* _EXERCISE TEXT_
The picture is from my phone and thus lacks some detail, but here it is!

all done!

It’s easier for me to pick out the things that went wrong than to talk about what went right. The truth is, this is my second build and I really don’t have a good handle on what I’m doing correctly. The stuff that’s wrong is glaring (to me) but the stuff that’s right is, well, elusive for the time being.

Lessons learned:

1. Take more time when routing the channels for the binding. Make sure it fits perfectly all the way around and makes a uniform surface on both sides. It can’t be fixed later.

2. Check the thickness of the headstock veneer before getting creative instead of after.

stripey!

3. Improvise. It’s fun, makes cool effects, and generates points of interest. Besides, this isn’t life or death. It’s a guitar. Live a little!

ooooh...

4. Buy as many stupid rulers and templates as there are. It’s the difference between 30 minutes and 2 minutes for many processes. When working with an assistant who might not appreciate the nature of certain objects and must be supervised at all times (“Daddy! What this? Uh oh! I drop it!”), the time savings is crucial.

5. Take pictures of every step. Not some of them or most of them. All of them.

dramatic clamp effect!

6. Set aside 4 to 8 weeks for finishing. Suck it up. That’s the only way it’s going to look good.

7. Enjoy being an amateur. It’s wonderful to enjoy doing something well. Have fun with it and relax.

8. For every fault or failure in execution, find a point of interest or something that was done perfectly.

9. Play it!

The next instrument is already in the mold. I have some more materials to acquire and a couple of tools have gone from “nice to have” to “dammit, if I’m going to do this more than once I need that thingy!” Most importantly, the temperature outside is reliably above 90 most days. That means that the ambient temperature of my garage is probably in the upper 90s to 100. That’s not really conducive to doing much of anything with tools or nice wood. So I may piece a few things together in the coming months or just shelf it all until September. It’s unlikely that I’ll let it go that long, but I have things to record and an EP that I promised myself would find its way to the world before the end of June.

* _SOURCE MATERIAL_

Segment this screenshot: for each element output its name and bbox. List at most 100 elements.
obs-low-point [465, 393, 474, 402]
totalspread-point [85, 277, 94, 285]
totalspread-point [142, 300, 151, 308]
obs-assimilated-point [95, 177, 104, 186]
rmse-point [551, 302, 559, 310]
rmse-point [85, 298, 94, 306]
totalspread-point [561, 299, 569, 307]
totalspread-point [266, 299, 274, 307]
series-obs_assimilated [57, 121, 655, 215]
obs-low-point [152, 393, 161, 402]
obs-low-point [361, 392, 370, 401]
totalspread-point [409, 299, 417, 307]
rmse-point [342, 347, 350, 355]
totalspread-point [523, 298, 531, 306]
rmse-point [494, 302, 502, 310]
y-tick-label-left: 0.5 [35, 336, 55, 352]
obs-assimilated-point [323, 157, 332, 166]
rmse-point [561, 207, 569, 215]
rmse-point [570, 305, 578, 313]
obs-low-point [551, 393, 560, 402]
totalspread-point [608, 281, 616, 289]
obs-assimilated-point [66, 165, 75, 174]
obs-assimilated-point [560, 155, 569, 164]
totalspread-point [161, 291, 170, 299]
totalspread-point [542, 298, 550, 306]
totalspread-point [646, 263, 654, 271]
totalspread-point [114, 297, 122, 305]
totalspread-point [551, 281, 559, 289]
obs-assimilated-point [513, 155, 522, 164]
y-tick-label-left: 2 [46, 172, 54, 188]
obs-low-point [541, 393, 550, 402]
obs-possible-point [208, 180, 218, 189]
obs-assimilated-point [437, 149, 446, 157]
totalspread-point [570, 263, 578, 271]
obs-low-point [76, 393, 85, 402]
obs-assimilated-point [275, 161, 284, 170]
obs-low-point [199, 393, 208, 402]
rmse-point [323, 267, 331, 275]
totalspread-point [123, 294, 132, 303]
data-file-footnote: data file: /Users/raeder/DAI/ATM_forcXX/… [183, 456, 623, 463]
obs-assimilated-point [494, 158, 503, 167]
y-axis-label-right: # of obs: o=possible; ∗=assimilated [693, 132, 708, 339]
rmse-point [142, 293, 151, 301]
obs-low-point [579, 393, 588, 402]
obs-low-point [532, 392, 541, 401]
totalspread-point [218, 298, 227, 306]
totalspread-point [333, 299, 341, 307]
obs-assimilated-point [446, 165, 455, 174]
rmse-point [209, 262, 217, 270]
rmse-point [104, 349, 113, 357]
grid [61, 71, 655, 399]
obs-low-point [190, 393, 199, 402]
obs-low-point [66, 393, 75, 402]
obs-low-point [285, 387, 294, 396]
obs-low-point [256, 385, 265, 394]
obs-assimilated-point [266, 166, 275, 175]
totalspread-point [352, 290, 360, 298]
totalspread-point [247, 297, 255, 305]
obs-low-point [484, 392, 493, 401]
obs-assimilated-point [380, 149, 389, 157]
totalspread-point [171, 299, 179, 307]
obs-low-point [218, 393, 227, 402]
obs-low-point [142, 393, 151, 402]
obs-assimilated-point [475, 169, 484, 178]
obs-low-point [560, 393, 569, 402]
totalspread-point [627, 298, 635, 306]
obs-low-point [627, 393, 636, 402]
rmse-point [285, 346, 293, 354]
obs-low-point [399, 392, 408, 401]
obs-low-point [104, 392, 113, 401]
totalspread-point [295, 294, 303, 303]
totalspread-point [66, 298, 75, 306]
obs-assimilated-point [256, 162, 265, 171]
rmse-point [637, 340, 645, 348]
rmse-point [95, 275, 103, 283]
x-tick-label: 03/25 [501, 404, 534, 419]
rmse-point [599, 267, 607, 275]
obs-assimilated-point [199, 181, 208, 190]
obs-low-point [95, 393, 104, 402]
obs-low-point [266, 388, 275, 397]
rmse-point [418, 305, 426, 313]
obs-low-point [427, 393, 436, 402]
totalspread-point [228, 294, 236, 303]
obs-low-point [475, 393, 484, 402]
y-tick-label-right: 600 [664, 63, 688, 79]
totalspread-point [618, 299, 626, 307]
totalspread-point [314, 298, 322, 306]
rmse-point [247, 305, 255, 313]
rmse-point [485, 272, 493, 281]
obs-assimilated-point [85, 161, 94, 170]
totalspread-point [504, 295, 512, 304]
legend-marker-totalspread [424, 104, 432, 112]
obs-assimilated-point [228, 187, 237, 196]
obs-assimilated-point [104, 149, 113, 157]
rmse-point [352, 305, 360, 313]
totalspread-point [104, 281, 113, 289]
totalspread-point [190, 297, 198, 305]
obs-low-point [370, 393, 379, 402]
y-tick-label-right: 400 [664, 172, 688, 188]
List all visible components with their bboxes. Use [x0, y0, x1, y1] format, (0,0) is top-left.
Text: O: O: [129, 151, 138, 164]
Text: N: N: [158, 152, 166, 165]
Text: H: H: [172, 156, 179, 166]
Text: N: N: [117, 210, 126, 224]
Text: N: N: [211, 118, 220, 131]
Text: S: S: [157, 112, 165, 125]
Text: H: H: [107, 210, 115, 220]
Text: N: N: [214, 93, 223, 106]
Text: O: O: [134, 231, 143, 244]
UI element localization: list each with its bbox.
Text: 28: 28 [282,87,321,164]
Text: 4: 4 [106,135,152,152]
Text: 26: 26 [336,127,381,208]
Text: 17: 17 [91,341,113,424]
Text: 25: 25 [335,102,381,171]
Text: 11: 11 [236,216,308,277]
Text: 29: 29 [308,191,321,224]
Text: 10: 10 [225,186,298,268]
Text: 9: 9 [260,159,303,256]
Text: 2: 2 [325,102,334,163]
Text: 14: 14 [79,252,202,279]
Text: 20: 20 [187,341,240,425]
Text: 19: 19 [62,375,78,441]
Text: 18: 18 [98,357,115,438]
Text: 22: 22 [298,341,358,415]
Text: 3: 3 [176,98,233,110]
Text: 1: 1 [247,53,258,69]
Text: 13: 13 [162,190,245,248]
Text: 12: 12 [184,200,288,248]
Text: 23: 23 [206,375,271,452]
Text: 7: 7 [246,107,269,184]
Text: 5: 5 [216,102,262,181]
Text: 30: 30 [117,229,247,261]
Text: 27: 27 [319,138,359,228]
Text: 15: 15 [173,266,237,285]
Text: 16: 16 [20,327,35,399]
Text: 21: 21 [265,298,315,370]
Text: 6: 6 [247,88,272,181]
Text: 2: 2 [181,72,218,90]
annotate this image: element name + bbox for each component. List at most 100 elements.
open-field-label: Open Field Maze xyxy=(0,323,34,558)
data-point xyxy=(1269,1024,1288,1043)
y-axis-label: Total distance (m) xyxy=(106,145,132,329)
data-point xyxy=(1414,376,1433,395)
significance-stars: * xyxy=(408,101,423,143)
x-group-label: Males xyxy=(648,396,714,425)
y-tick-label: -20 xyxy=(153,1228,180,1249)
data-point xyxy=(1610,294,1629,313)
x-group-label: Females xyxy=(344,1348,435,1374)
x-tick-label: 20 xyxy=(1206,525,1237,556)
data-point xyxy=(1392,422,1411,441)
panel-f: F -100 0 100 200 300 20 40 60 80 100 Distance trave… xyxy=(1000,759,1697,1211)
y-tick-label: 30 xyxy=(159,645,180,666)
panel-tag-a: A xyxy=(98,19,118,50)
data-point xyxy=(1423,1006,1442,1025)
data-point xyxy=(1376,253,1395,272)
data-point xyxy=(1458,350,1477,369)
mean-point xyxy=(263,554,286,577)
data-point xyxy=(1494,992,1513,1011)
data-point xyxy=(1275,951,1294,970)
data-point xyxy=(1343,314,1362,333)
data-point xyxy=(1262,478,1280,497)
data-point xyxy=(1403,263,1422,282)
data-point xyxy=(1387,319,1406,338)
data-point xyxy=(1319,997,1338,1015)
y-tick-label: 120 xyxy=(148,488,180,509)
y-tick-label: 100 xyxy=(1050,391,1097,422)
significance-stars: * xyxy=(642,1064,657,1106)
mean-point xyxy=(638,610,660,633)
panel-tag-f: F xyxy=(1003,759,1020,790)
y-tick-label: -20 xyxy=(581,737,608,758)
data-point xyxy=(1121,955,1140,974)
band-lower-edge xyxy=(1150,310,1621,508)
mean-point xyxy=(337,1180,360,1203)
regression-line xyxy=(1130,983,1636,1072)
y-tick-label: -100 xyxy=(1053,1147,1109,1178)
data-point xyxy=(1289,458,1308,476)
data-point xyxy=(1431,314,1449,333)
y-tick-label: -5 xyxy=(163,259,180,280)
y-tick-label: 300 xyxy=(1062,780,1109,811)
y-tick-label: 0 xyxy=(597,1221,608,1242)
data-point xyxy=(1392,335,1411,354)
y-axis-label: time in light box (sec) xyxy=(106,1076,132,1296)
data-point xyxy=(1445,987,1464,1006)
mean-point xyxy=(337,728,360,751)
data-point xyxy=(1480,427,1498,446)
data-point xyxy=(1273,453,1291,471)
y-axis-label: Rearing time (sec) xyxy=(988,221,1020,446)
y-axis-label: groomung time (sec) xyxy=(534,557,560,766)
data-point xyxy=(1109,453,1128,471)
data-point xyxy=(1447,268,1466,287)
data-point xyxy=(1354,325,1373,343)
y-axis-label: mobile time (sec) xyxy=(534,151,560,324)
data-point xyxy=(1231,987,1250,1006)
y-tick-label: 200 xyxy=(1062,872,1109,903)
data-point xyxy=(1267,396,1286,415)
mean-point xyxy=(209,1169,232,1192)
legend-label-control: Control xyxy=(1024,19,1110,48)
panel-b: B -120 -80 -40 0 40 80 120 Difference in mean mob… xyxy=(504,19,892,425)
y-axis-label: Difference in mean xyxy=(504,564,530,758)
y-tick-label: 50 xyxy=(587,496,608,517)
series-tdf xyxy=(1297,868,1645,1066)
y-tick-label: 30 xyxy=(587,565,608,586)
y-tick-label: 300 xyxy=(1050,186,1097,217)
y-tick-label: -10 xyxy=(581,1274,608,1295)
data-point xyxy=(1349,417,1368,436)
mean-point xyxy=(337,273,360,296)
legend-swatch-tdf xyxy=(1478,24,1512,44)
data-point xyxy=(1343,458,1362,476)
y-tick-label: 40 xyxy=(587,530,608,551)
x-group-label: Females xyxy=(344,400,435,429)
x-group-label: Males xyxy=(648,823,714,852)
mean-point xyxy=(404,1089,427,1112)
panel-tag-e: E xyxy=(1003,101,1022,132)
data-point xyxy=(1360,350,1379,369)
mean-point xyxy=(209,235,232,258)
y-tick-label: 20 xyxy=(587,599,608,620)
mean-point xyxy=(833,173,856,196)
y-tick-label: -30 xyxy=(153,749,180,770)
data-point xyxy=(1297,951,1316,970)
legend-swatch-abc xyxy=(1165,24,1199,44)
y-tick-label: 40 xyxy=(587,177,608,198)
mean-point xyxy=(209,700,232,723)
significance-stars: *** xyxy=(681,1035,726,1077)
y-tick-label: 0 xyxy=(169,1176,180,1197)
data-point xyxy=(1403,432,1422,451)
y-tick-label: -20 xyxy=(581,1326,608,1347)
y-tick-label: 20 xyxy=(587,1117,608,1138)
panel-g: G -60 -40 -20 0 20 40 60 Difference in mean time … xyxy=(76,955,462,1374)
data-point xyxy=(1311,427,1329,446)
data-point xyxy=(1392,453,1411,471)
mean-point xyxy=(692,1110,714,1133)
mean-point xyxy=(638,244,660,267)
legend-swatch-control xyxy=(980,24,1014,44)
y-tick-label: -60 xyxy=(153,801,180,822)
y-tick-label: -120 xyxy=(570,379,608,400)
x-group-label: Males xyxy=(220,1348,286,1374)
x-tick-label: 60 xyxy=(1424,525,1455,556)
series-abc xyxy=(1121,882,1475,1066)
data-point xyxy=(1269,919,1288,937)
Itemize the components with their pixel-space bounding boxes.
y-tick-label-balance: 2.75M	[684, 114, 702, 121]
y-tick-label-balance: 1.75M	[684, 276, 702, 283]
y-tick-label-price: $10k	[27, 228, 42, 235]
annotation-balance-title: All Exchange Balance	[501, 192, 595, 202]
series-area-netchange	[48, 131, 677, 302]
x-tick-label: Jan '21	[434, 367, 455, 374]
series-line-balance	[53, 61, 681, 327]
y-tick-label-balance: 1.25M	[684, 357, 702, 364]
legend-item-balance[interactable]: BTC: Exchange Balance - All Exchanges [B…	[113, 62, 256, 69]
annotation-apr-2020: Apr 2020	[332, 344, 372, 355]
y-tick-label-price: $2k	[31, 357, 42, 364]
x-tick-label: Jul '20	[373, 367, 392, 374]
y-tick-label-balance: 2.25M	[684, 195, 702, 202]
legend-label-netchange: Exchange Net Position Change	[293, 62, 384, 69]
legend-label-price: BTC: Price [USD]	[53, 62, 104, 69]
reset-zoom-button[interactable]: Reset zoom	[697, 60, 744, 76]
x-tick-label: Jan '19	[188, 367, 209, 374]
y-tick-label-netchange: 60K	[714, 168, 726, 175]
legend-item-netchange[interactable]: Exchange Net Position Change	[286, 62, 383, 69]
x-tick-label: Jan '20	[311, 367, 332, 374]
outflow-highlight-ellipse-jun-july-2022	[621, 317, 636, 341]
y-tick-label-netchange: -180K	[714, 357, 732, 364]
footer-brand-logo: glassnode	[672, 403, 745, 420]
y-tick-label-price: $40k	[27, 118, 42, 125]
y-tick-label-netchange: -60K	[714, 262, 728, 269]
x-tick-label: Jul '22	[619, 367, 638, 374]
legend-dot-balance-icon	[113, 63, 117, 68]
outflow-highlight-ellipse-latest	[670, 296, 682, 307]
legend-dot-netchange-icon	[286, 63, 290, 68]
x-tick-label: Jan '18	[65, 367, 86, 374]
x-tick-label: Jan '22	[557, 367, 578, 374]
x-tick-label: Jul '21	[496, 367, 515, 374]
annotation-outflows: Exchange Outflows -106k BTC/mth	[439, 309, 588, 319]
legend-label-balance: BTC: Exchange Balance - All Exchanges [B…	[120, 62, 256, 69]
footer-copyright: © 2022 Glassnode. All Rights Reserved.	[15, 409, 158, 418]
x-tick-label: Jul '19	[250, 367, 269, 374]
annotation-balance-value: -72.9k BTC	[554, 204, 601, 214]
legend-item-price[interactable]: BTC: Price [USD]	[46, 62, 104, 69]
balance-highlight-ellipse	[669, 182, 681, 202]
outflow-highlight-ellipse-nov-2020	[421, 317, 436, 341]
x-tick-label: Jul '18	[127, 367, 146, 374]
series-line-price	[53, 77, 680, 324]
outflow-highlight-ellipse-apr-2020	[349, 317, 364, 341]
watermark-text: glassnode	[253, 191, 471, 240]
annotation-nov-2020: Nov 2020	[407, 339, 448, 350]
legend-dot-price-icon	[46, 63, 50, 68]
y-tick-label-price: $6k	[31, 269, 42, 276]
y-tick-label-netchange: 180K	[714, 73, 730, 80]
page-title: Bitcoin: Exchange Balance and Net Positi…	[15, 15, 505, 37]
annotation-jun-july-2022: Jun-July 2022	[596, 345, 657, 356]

* _PROBLEMS AND TASKS_
A - Copy the passage of the guitar-building text between "6. Set aside" and "it and relax.", inclusive.
B - In the guitar-building text, how much time should be set aside for finishing?

* _RESPONSES IN ORDER_
A -
6. Set aside 4 to 8 weeks for finishing. Suck it up. That’s the only way it’s going to look good.

7. Enjoy being an amateur. It’s wonderful to enjoy doing something well. Have fun with it and relax.

B - 4 to 8 weeks.